Objective:
Print all the records exactly, please.

Data for the task:
● ● ● ● ● ● ●
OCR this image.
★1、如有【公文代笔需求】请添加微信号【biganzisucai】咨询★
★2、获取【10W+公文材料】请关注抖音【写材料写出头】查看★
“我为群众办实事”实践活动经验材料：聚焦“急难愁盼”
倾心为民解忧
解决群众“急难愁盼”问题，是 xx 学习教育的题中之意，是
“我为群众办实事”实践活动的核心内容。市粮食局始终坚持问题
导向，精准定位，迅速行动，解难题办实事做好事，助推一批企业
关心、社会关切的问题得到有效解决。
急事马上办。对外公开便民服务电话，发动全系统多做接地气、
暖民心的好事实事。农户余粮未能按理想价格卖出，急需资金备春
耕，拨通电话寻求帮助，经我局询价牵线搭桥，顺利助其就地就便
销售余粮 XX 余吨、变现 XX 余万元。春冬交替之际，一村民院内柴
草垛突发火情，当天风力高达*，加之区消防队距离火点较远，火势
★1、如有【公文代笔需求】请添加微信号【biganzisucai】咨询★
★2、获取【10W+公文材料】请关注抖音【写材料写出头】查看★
● ● ● ● ● ● ●
Expected answer:
OCR this image.
★1、如有【公文代笔需求】请添加微信号【biganzisucai】咨询★
★2、获取【10W+公文材料】请关注抖音【写材料写出头】查看★
“我为群众办实事”实践活动经验材料：聚焦“急难愁盼”
倾心为民解忧
解决群众“急难愁盼”问题，是 xx 学习教育的题中之意，是
“我为群众办实事”实践活动的核心内容。市粮食局始终坚持问题
导向，精准定位，迅速行动，解难题办实事做好事，助推一批企业
关心、社会关切的问题得到有效解决。
急事马上办。对外公开便民服务电话，发动全系统多做接地气、
暖民心的好事实事。农户余粮未能按理想价格卖出，急需资金备春
耕，拨通电话寻求帮助，经我局询价牵线搭桥，顺利助其就地就便
销售余粮 XX 余吨、变现 XX 余万元。春冬交替之际，一村民院内柴
草垛突发火情，当天风力高达*，加之区消防队距离火点较远，火势
★1、如有【公文代笔需求】请添加微信号【biganzisucai】咨询★
★2、获取【10W+公文材料】请关注抖音【写材料写出头】查看★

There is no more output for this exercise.